• [문제 및 과제]:
[1] Feast 문서에서 "raw underlying data를"부터 "헬퍼 메서드가 있긴 함)"까지, 끝 구절도 포함하여 발췌하세요.
[2] Feast 문서의 마지막 문장 다음부터 내용을 이어서 써 주세요.

• [제시된 본문]:
Feast: Feature Store 공식문서

Feast
Concepts
Components

Feast

개요

Feature Store로서 머신러닝 Feature를 실시간으로 관리하고 제공하는 시스템
공식사이트 주소: https://docs.feast.dev/
깃헙 주소: https://github.com/feast-dev/feast

제공 기능

파이썬 SDK를 통해 features, entities, sources, transformations 등을 정의할 수 있음
파이썬 SDK를 통해 오프라인 저장소, 온라인 저장소에 저장해둔 feature를 사용할 수 있음
파이썬 외에도 읽기 및 쓰기를 위한 feature 서버 제공
feature를 탐색할 수 있는 UI 제공
feature 확인 및 업데이트 할 수 있는 CLI 도구

장점

feature를 지속적으로 사용할 수 있게 함 (offline/online store를 이용하여)
data leakage 를 방지함 (point-in-time correct featue set을 이용하여)
ML과 인프라를 분리시킬 수 있음 (single data access layer를 생성함으로써)

아키텍처

Feast 아키텍처 (출처: FEAST 공식 홈페이지)

Push Model
- 다른 소스로부터 데이터를 받아서 online store로 피처를 push함
- low-latency로 real-time하게 데이터를 제공
Feature Transformation Engine
- Streaming Data에 대해서 변환 기능을 제공
Write Pattern
- communication pattern(동기식/비동기식), feature value write patter(사전계산/온디맨드/혼합) 과 같은 패턴을 조합
- 데이터 일관성, 정확성, 서비스 결합도, 대기시간 등의 trade-off를 조절할 수 있는 기능 제공
- 상세 내용: https://docs.feast.dev/getting-started/architecture/write-patterns
Role-Based Access Control (RBAC)
- 조직 내 유저별 접근 제한을 통해 보안 기능 제공

Concepts

Feast 내 개념(Concept) 관계도

0. Project

https://github.com/feast-dev/feast/blob/v0.41-branch/docs/getting-started/concepts/project.md
Feature Store의 인프라구조 레벨로서 서로 다른 프로젝트로부터 피처를 받을 수 없음
추천: 하나의 피처스토어와 함께 환경별로(dev, staging, prod) 하나의 프로젝트를 가질 것

1. Data Ingestion

Data source

raw underlying data를 관리하지 않고, 이미 DW/데이터레이크 같은 데이터 소스에 저장된 데이터를 수집함
Feast는 데이터를 나타내기 위해 시계열 데이터 모델(time-series data model)을 사용함
기본적으로 Stream 데이터는 수집할 수 없어 유저가 push 를 해줘야 함
(하지만, 일부 Kafka, Kinesis의 토픽을 직접적으로 수집하는 제한된 헬퍼 메서드가 있긴 함)

• [제공된 정보]:

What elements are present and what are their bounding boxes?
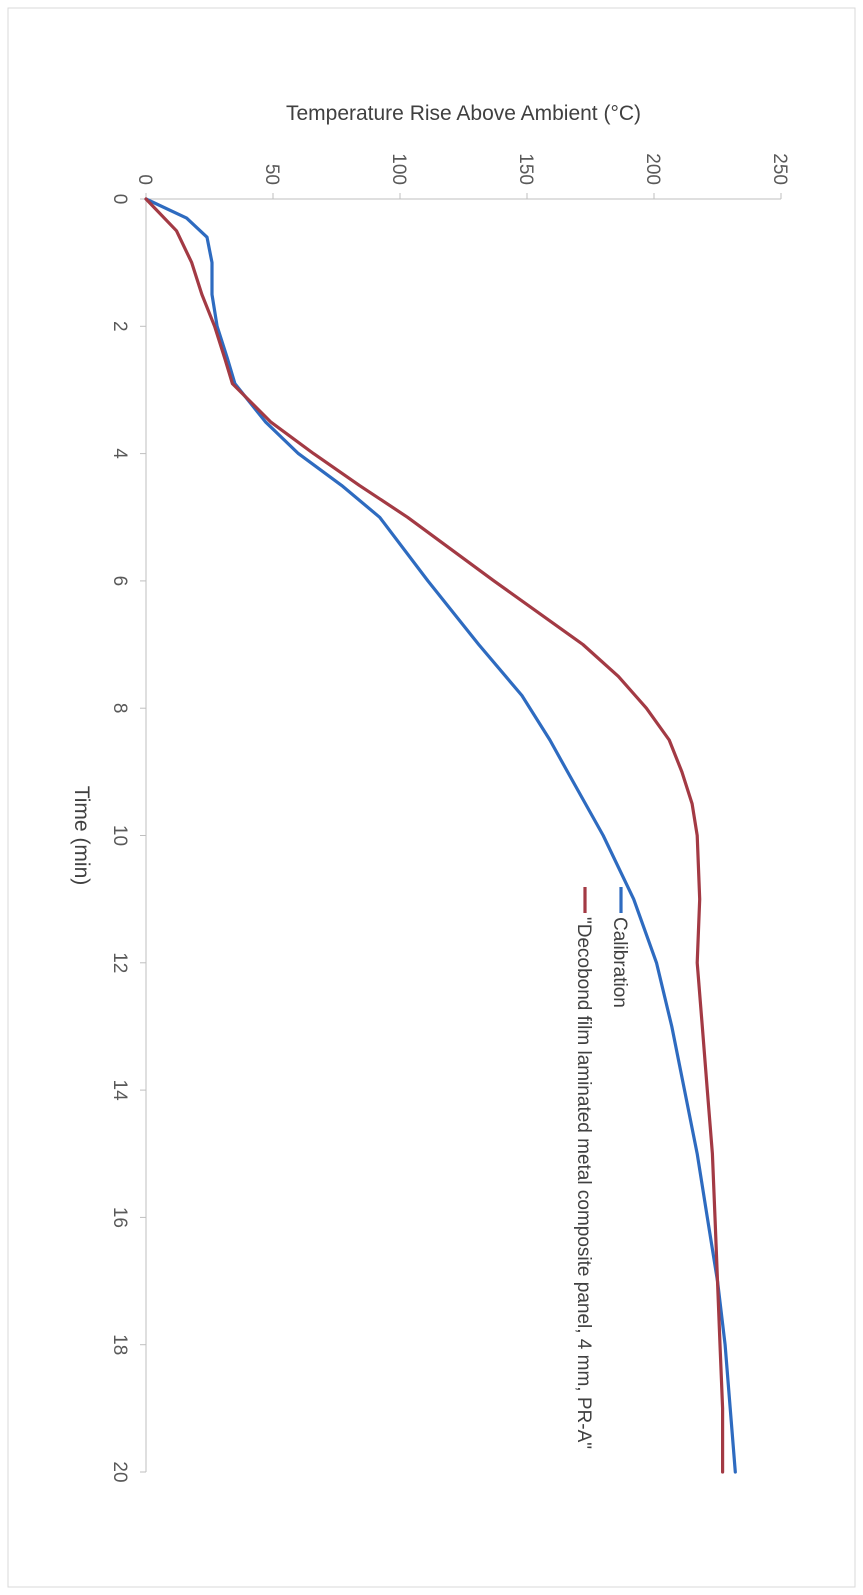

• [응답 내용]:
[1]
raw underlying data를 관리하지 않고, 이미 DW/데이터레이크 같은 데이터 소스에 저장된 데이터를 수집함
Feast는 데이터를 나타내기 위해 시계열 데이터 모델(time-series data model)을 사용함
기본적으로 Stream 데이터는 수집할 수 없어 유저가 push 를 해줘야 함
(하지만, 일부 Kafka, Kinesis의 토픽을 직접적으로 수집하는 제한된 헬퍼 메서드가 있긴 함)

[2]
크게 Batch, Stream, Request data sources 로부터 데이터를 받음

Batch data ingestion

materialize_incremental: 모든 엔터티에 대해 가장 최근 데이터를 가져오는 명령어
schema parameter가 명시되지 않으면 Feast는 feast apply시 스키마를 추론
추론 방식은 오프라인 저장소마다 다름. 스키마 검사 수행, LIMIT절을 사용한 쿼리가 소스에서 제공 시 사용 등등

Stream data ingestion

Push API: Push

from feast import Entity, PushSource, ValueType, BigQuerySource, FeatureView, Feature, Field, FeatureStore
from feast.types import Int64
from feast.data_source import PushMode
import pandas as pd

push_source = PushSource(
    name="push_source",
    batch_source=BigQuerySource(table="test.test"),
)

user = Entity(name="user", join_keys=["user_id"])

fv = FeatureView(
    name="feature view",
    entities=[user],
    schema=[Field(name="life_time_value", dtype=Int64)],
    source=push_source,
)

fs = FeatureStore(...)
feature_data_frame = pd.DataFrame()
fs.push("push_source_name", feature_data_frame, to=PushMode.ONLINE_AND_OFFLINE)

contrib Spark 프로세서를 이용하는 방법
- Building streaming features
- github example

2. Entity

의미적으로 연결된 피처들의 집합(개인적으로 교집합 or 기준점)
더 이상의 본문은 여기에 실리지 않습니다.